▸ **EXERCISE BRIEF**
Of the lines in the entries, how many hold the word "JSON"? Give that number alone.

▸ **DATA LINES**
## Begin
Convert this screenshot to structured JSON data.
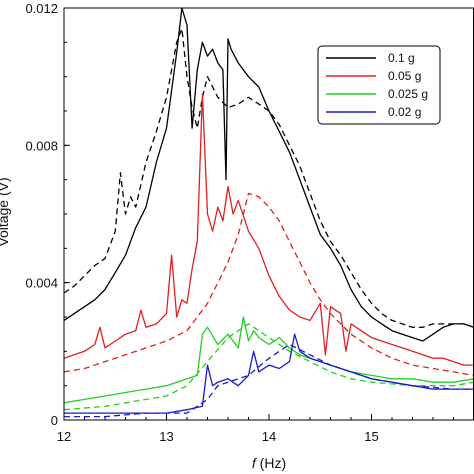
{
  "chart_data": {
    "type": "line",
    "xlabel_italic": "f",
    "xlabel_rest": " (Hz)",
    "ylabel": "Voltage (V)",
    "xlim": [
      12,
      16
    ],
    "ylim": [
      0,
      0.012
    ],
    "xticks": [
      {
        "value": 12,
        "label": "12"
      },
      {
        "value": 13,
        "label": "13"
      },
      {
        "value": 14,
        "label": "14"
      },
      {
        "value": 15,
        "label": "15"
      }
    ],
    "yticks": [
      {
        "value": 0,
        "label": "0"
      },
      {
        "value": 0.004,
        "label": "0.004"
      },
      {
        "value": 0.008,
        "label": "0.008"
      },
      {
        "value": 0.012,
        "label": "0.012"
      }
    ],
    "legend": "top-right",
    "series": [
      {
        "name": "0.1 g",
        "color": "#000000",
        "dash": false,
        "x": [
          12.0,
          12.1,
          12.2,
          12.3,
          12.4,
          12.5,
          12.6,
          12.7,
          12.8,
          12.9,
          13.0,
          13.05,
          13.1,
          13.15,
          13.2,
          13.25,
          13.3,
          13.35,
          13.4,
          13.45,
          13.5,
          13.55,
          13.58,
          13.6,
          13.63,
          13.7,
          13.8,
          13.9,
          14.0,
          14.1,
          14.2,
          14.3,
          14.4,
          14.5,
          14.6,
          14.7,
          14.8,
          14.9,
          15.0,
          15.1,
          15.2,
          15.3,
          15.4,
          15.5,
          15.6,
          15.7,
          15.8,
          15.9,
          16.0
        ],
        "y": [
          0.0029,
          0.0031,
          0.0033,
          0.0035,
          0.0038,
          0.0043,
          0.0048,
          0.0056,
          0.0062,
          0.0075,
          0.0085,
          0.0096,
          0.0107,
          0.012,
          0.0115,
          0.0085,
          0.0102,
          0.011,
          0.0106,
          0.0108,
          0.0104,
          0.0102,
          0.007,
          0.0111,
          0.0108,
          0.0104,
          0.01,
          0.0097,
          0.009,
          0.0084,
          0.0078,
          0.007,
          0.0062,
          0.0054,
          0.005,
          0.0045,
          0.0038,
          0.0033,
          0.003,
          0.0028,
          0.0026,
          0.0025,
          0.0024,
          0.0023,
          0.0025,
          0.0027,
          0.0028,
          0.0028,
          0.0027
        ]
      },
      {
        "name": "0.1 g",
        "color": "#000000",
        "dash": true,
        "x": [
          12.0,
          12.1,
          12.2,
          12.3,
          12.4,
          12.5,
          12.55,
          12.6,
          12.65,
          12.7,
          12.8,
          12.9,
          13.0,
          13.1,
          13.15,
          13.2,
          13.25,
          13.3,
          13.35,
          13.4,
          13.5,
          13.6,
          13.7,
          13.8,
          13.9,
          14.0,
          14.1,
          14.2,
          14.3,
          14.4,
          14.5,
          14.6,
          14.7,
          14.8,
          14.9,
          15.0,
          15.1,
          15.2,
          15.3,
          15.4,
          15.5,
          15.6,
          15.7,
          15.8,
          15.9,
          16.0
        ],
        "y": [
          0.0037,
          0.0039,
          0.0042,
          0.0045,
          0.0047,
          0.0055,
          0.0072,
          0.006,
          0.0065,
          0.0062,
          0.0075,
          0.0084,
          0.0094,
          0.011,
          0.0114,
          0.01,
          0.0091,
          0.0085,
          0.0094,
          0.01,
          0.0094,
          0.0091,
          0.0092,
          0.0094,
          0.0092,
          0.009,
          0.0086,
          0.008,
          0.0074,
          0.0066,
          0.0058,
          0.0052,
          0.0048,
          0.0043,
          0.0038,
          0.0034,
          0.0031,
          0.0029,
          0.0028,
          0.0027,
          0.0027,
          0.0028,
          0.0028,
          0.0028,
          0.0028,
          0.0027
        ]
      },
      {
        "name": "0.05 g",
        "color": "#e02020",
        "dash": false,
        "x": [
          12.0,
          12.1,
          12.2,
          12.3,
          12.35,
          12.4,
          12.5,
          12.6,
          12.7,
          12.75,
          12.8,
          12.9,
          13.0,
          13.05,
          13.1,
          13.15,
          13.2,
          13.25,
          13.3,
          13.35,
          13.4,
          13.45,
          13.5,
          13.55,
          13.6,
          13.65,
          13.7,
          13.8,
          13.9,
          14.0,
          14.1,
          14.2,
          14.3,
          14.4,
          14.5,
          14.55,
          14.6,
          14.7,
          14.75,
          14.8,
          14.9,
          15.0,
          15.1,
          15.2,
          15.3,
          15.4,
          15.5,
          15.6,
          15.7,
          15.8,
          15.9,
          16.0
        ],
        "y": [
          0.0018,
          0.0019,
          0.002,
          0.0022,
          0.0027,
          0.0021,
          0.0023,
          0.0025,
          0.0026,
          0.0032,
          0.0027,
          0.0028,
          0.0031,
          0.0048,
          0.003,
          0.0035,
          0.0034,
          0.0044,
          0.0052,
          0.0095,
          0.006,
          0.0055,
          0.0062,
          0.0058,
          0.0068,
          0.006,
          0.0064,
          0.0055,
          0.005,
          0.0042,
          0.0036,
          0.0032,
          0.003,
          0.0029,
          0.0034,
          0.0019,
          0.0033,
          0.0031,
          0.002,
          0.0028,
          0.0026,
          0.0024,
          0.0023,
          0.0022,
          0.0021,
          0.002,
          0.0019,
          0.0018,
          0.0018,
          0.0017,
          0.0016,
          0.0016
        ]
      },
      {
        "name": "0.05 g",
        "color": "#e02020",
        "dash": true,
        "x": [
          12.0,
          12.2,
          12.4,
          12.6,
          12.8,
          13.0,
          13.2,
          13.3,
          13.4,
          13.5,
          13.6,
          13.7,
          13.8,
          13.9,
          14.0,
          14.1,
          14.2,
          14.3,
          14.4,
          14.5,
          14.6,
          14.7,
          14.8,
          15.0,
          15.2,
          15.4,
          15.6,
          15.8,
          16.0
        ],
        "y": [
          0.0014,
          0.0015,
          0.0017,
          0.0019,
          0.0021,
          0.0023,
          0.0026,
          0.003,
          0.0034,
          0.004,
          0.0046,
          0.0054,
          0.0066,
          0.0065,
          0.0062,
          0.0058,
          0.0052,
          0.0046,
          0.004,
          0.0035,
          0.0031,
          0.0028,
          0.0025,
          0.0021,
          0.0018,
          0.0016,
          0.0015,
          0.0014,
          0.0013
        ]
      },
      {
        "name": "0.025 g",
        "color": "#20d020",
        "dash": false,
        "x": [
          12.0,
          12.2,
          12.4,
          12.6,
          12.8,
          13.0,
          13.2,
          13.3,
          13.35,
          13.4,
          13.5,
          13.6,
          13.7,
          13.75,
          13.8,
          13.85,
          13.9,
          14.0,
          14.1,
          14.2,
          14.3,
          14.4,
          14.5,
          14.6,
          14.7,
          14.8,
          15.0,
          15.2,
          15.4,
          15.6,
          15.8,
          16.0
        ],
        "y": [
          0.0005,
          0.0006,
          0.0007,
          0.0008,
          0.0009,
          0.001,
          0.0012,
          0.0013,
          0.0025,
          0.0027,
          0.0022,
          0.0025,
          0.0021,
          0.003,
          0.0023,
          0.0026,
          0.0024,
          0.0022,
          0.0024,
          0.0021,
          0.0019,
          0.0018,
          0.0017,
          0.0016,
          0.0015,
          0.0014,
          0.0013,
          0.0012,
          0.0012,
          0.0011,
          0.0011,
          0.0012
        ]
      },
      {
        "name": "0.025 g",
        "color": "#20d020",
        "dash": true,
        "x": [
          12.0,
          12.4,
          12.8,
          13.0,
          13.2,
          13.4,
          13.6,
          13.8,
          13.9,
          14.0,
          14.2,
          14.4,
          14.6,
          14.8,
          15.0,
          15.4,
          15.8,
          16.0
        ],
        "y": [
          0.0003,
          0.0004,
          0.0006,
          0.0007,
          0.001,
          0.0017,
          0.0024,
          0.0028,
          0.0026,
          0.0024,
          0.002,
          0.0017,
          0.0014,
          0.0012,
          0.0011,
          0.001,
          0.001,
          0.0011
        ]
      },
      {
        "name": "0.02 g",
        "color": "#1a1acc",
        "dash": false,
        "x": [
          12.0,
          12.4,
          12.8,
          13.0,
          13.2,
          13.35,
          13.4,
          13.45,
          13.5,
          13.6,
          13.7,
          13.8,
          13.85,
          13.9,
          14.0,
          14.1,
          14.2,
          14.25,
          14.3,
          14.4,
          14.5,
          14.6,
          14.8,
          15.0,
          15.2,
          15.4,
          15.6,
          15.8,
          16.0
        ],
        "y": [
          0.0002,
          0.0002,
          0.0002,
          0.0002,
          0.0003,
          0.0004,
          0.0016,
          0.001,
          0.0011,
          0.0012,
          0.001,
          0.0013,
          0.002,
          0.0014,
          0.0016,
          0.0015,
          0.0017,
          0.0025,
          0.002,
          0.0018,
          0.0017,
          0.0016,
          0.0014,
          0.0012,
          0.0011,
          0.001,
          0.0009,
          0.0009,
          0.0009
        ]
      },
      {
        "name": "0.02 g",
        "color": "#1a1acc",
        "dash": true,
        "x": [
          12.0,
          12.4,
          12.8,
          13.2,
          13.4,
          13.5,
          13.6,
          13.8,
          14.0,
          14.2,
          14.4,
          14.6,
          14.8,
          15.0,
          15.4,
          15.8,
          16.0
        ],
        "y": [
          0.0001,
          0.0001,
          0.0002,
          0.0002,
          0.0006,
          0.001,
          0.0011,
          0.0013,
          0.0018,
          0.0022,
          0.0019,
          0.0016,
          0.0014,
          0.0012,
          0.001,
          0.0009,
          0.0009
        ]
      }
    ],
    "legend_entries": [
      {
        "label": "0.1 g",
        "color": "#000000"
      },
      {
        "label": "0.05 g",
        "color": "#e02020"
      },
      {
        "label": "0.025 g",
        "color": "#20d020"
      },
      {
        "label": "0.02 g",
        "color": "#1a1acc"
      }
    ]
  }
}
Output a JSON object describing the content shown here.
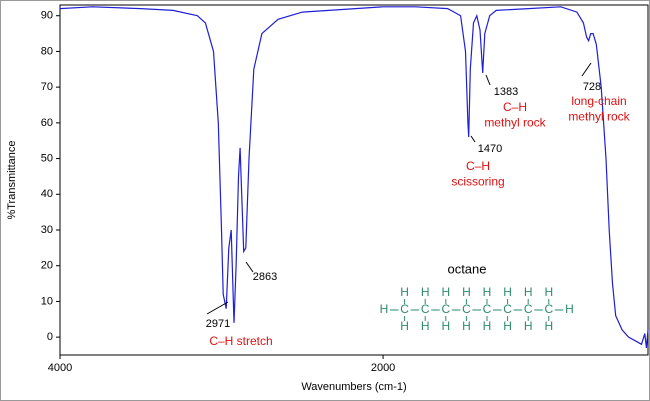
{
  "chart_data": {
    "type": "line",
    "x_label": "Wavenumbers (cm-1)",
    "y_label": "%Transmittance",
    "color": "#1f1fd6",
    "xlim": [
      4000,
      360
    ],
    "ylim": [
      -5,
      93
    ],
    "xticks": [
      4000,
      2000
    ],
    "yticks": [
      0,
      10,
      20,
      30,
      40,
      50,
      60,
      70,
      80,
      90
    ],
    "x": [
      4000,
      3800,
      3500,
      3300,
      3150,
      3100,
      3050,
      3020,
      3000,
      2990,
      2971,
      2955,
      2940,
      2923,
      2910,
      2895,
      2885,
      2875,
      2863,
      2850,
      2830,
      2800,
      2750,
      2650,
      2500,
      2000,
      1800,
      1600,
      1520,
      1490,
      1475,
      1470,
      1460,
      1440,
      1420,
      1400,
      1383,
      1370,
      1340,
      1300,
      1100,
      900,
      800,
      760,
      740,
      728,
      715,
      700,
      680,
      650,
      620,
      600,
      580,
      560,
      520,
      480,
      440,
      400,
      380,
      370,
      360
    ],
    "values": [
      92,
      92.5,
      92,
      91.5,
      90,
      88,
      80,
      60,
      30,
      12,
      8,
      25,
      30,
      4,
      20,
      45,
      53,
      40,
      24,
      25,
      50,
      75,
      85,
      89,
      91,
      92.5,
      92.5,
      92,
      90,
      80,
      60,
      56,
      75,
      88,
      90,
      86,
      74,
      85,
      90,
      91.5,
      92,
      92.5,
      91,
      88,
      84,
      83,
      85,
      85,
      82,
      70,
      50,
      30,
      15,
      6,
      2,
      0,
      -1,
      -2,
      1,
      -3,
      2
    ],
    "annotations": [
      "2971",
      "2863",
      "1470",
      "1383",
      "728"
    ],
    "notes": [
      [
        "C–H stretch"
      ],
      [
        "C–H",
        "scissoring"
      ],
      [
        "C–H",
        "methyl rock"
      ],
      [
        "long-chain",
        "methyl rock"
      ]
    ],
    "molecule_title": "octane",
    "molecule_top": [
      "H",
      "H",
      "H",
      "H",
      "H",
      "H",
      "H",
      "H"
    ],
    "molecule_chain": [
      "H",
      "C",
      "C",
      "C",
      "C",
      "C",
      "C",
      "C",
      "C",
      "H"
    ],
    "molecule_bottom": [
      "H",
      "H",
      "H",
      "H",
      "H",
      "H",
      "H",
      "H"
    ]
  }
}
## End
▸ **WORKED ANSWER**
2